Data provided:
────────────────

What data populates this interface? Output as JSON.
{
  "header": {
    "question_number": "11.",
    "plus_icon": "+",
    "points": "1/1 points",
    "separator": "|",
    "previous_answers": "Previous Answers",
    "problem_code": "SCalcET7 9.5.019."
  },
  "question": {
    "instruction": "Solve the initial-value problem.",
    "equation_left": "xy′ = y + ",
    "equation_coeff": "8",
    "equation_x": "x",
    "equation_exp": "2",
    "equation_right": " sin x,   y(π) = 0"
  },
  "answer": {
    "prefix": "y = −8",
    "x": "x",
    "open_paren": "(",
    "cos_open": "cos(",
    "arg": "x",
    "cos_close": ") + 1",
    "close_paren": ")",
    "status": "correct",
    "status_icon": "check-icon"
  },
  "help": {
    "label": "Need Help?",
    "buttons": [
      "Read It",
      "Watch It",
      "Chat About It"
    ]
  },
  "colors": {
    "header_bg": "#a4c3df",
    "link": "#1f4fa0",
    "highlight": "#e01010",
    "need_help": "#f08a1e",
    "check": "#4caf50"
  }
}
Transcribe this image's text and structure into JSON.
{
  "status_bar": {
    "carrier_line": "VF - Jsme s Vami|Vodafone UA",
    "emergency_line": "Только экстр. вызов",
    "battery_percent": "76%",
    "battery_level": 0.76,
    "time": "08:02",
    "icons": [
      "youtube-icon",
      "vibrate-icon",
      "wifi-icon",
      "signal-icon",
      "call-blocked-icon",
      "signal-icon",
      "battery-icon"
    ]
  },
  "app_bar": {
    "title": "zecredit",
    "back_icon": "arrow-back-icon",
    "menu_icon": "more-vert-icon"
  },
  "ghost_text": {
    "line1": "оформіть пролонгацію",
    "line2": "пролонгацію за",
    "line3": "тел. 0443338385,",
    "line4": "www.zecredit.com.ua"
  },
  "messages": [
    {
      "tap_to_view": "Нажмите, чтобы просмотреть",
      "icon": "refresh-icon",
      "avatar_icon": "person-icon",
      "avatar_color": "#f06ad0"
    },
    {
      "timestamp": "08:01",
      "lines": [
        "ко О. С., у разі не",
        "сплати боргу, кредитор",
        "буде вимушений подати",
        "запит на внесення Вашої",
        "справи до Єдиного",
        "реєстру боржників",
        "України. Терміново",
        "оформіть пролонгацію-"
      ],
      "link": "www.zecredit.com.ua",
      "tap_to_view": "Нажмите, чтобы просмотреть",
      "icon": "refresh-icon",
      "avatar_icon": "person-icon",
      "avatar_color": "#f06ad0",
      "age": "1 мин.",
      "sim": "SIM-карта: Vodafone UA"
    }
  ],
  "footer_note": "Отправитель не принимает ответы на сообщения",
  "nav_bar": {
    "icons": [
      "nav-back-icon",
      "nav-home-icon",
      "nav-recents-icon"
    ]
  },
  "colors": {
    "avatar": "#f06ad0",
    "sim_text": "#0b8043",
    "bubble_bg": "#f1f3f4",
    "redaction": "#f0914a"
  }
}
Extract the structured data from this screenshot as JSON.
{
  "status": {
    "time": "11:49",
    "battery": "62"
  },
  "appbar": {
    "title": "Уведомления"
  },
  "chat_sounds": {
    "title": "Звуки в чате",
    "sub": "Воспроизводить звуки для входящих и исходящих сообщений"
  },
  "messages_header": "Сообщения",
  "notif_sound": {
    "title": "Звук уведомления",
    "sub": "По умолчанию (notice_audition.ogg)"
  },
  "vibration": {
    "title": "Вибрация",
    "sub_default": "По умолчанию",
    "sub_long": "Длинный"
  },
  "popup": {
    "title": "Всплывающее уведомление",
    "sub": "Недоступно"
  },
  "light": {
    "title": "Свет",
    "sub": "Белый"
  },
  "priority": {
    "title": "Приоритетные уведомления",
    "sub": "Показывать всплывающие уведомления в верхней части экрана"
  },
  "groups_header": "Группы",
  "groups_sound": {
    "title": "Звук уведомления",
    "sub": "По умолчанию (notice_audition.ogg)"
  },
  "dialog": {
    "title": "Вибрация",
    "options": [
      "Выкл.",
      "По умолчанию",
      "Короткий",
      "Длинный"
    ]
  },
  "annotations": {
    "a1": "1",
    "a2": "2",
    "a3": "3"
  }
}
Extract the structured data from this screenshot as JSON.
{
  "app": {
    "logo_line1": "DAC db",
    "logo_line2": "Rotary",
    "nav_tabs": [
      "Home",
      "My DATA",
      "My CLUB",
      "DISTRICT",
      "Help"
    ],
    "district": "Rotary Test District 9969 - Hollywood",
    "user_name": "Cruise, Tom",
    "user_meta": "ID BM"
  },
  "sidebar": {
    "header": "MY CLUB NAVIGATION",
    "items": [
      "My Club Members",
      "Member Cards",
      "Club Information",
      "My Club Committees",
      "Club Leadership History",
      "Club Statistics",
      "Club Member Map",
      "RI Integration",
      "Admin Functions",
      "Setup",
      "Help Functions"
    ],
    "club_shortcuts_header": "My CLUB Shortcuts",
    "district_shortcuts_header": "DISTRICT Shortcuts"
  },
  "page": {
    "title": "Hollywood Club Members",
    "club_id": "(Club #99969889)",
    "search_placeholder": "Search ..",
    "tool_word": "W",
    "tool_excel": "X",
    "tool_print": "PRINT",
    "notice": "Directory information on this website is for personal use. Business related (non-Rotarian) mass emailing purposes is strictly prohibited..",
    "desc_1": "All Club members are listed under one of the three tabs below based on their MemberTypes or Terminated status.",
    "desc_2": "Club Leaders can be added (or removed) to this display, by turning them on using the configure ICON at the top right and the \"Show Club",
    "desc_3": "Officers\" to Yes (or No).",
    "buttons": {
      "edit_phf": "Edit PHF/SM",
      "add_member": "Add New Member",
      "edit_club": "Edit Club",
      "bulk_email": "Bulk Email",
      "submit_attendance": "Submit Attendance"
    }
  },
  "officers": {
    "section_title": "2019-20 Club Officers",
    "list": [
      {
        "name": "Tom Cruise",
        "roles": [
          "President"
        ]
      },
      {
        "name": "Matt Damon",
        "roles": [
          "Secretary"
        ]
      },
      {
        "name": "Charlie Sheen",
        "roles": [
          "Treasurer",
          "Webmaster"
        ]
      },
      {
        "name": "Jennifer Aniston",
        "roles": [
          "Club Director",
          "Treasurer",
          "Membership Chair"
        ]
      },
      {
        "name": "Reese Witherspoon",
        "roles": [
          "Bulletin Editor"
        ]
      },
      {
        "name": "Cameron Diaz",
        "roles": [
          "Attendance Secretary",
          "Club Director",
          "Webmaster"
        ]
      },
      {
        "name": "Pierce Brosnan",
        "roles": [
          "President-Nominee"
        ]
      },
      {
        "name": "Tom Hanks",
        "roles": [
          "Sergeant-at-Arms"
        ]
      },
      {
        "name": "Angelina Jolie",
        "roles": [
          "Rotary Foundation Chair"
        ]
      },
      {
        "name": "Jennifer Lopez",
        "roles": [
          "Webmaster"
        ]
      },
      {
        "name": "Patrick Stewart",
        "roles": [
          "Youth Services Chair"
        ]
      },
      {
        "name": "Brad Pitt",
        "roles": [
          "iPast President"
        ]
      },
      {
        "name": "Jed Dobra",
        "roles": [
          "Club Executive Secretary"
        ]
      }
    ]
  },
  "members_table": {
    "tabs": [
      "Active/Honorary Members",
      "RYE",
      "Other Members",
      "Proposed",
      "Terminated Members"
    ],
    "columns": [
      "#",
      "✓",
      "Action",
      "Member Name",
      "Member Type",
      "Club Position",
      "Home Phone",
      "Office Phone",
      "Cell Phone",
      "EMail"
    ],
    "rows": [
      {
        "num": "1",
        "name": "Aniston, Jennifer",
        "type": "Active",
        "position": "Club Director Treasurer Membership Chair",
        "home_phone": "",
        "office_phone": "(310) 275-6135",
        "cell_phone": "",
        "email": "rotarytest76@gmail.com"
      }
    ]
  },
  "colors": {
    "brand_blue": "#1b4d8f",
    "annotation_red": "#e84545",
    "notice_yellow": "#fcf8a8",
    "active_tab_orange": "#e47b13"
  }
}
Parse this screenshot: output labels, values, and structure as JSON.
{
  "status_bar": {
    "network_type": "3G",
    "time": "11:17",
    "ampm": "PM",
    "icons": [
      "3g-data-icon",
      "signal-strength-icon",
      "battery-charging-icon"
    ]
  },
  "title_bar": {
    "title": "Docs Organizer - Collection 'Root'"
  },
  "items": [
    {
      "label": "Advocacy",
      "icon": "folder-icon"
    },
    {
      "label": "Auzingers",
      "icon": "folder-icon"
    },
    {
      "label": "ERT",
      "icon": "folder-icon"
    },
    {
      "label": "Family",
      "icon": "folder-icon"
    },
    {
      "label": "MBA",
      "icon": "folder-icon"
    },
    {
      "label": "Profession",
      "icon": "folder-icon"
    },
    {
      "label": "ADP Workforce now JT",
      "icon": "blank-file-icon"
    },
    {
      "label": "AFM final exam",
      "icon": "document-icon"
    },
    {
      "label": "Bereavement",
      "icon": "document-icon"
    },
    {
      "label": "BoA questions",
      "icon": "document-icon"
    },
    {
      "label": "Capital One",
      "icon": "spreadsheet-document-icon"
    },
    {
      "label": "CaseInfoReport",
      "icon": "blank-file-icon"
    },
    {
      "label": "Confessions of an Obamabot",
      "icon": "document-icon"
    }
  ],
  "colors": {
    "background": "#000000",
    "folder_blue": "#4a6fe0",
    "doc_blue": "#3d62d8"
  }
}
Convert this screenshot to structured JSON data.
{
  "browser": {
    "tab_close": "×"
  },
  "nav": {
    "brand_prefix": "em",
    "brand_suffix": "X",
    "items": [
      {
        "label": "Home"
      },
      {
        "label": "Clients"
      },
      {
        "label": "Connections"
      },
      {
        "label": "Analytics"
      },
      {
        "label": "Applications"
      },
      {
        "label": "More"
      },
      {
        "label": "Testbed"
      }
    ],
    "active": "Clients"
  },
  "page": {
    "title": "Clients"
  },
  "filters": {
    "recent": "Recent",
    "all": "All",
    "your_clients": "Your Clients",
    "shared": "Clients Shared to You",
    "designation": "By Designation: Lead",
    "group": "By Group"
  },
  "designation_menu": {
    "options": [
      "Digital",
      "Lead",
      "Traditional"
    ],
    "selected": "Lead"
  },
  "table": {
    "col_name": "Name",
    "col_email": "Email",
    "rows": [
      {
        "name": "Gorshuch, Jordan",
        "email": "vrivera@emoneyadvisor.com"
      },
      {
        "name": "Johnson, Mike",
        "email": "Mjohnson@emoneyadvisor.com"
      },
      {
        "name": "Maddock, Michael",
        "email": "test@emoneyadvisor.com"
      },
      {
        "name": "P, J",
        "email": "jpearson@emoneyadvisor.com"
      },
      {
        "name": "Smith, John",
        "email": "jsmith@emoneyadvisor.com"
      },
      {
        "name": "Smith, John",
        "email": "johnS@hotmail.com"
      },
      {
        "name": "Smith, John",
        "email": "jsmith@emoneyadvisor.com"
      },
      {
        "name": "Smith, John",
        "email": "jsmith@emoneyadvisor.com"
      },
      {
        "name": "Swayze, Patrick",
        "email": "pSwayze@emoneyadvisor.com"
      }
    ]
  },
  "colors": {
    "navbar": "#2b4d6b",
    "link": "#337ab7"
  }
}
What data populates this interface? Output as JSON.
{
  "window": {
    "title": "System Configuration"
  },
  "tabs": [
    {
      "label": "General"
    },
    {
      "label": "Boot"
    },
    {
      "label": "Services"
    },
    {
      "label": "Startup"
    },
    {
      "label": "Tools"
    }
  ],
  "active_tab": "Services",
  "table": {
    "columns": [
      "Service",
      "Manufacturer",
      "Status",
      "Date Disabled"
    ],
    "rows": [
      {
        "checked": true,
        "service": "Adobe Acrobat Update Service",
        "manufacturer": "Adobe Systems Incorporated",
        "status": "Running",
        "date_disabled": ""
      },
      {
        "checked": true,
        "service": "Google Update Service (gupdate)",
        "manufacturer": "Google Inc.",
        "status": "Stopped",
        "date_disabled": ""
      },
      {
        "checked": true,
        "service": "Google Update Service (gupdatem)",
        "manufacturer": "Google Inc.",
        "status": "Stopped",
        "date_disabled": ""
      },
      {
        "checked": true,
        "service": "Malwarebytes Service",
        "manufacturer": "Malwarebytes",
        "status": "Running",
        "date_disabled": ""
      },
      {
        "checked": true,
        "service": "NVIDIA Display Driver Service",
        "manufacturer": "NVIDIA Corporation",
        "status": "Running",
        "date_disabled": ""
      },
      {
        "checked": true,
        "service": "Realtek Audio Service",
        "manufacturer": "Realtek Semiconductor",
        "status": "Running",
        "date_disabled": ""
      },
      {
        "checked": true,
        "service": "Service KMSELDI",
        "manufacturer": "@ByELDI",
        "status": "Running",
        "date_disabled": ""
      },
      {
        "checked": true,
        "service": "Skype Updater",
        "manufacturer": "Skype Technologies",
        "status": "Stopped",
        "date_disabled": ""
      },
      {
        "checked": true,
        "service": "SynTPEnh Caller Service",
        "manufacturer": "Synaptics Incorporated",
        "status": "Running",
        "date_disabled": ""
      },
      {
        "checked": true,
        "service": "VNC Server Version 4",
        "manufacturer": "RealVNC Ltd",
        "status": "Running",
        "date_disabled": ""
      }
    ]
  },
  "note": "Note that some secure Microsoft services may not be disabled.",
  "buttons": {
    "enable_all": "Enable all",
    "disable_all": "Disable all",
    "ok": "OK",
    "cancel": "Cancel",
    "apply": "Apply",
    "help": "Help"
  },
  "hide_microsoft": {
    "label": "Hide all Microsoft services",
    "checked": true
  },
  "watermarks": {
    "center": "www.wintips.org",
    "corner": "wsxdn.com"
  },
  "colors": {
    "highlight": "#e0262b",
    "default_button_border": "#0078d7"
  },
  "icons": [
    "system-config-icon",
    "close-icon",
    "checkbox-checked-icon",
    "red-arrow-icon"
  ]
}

────────────────

What to work on: Identify all lines in the records above with the word "this".

Task answer:
What data populates this interface? Output as JSON.
Transcribe this image's text and structure into JSON.
Extract the structured data from this screenshot as JSON.
Extract the structured data from this screenshot as JSON.
    "notice": "Directory information on this website is for personal use. Business related (non-Rotarian) mass emailing purposes is strictly prohibited..",
    "desc_2": "Club Leaders can be added (or removed) to this display, by turning them on using the configure ICON at the top right and the \"Show Club",
Parse this screenshot: output labels, values, and structure as JSON.
Convert this screenshot to structured JSON data.
What data populates this interface? Output as JSON.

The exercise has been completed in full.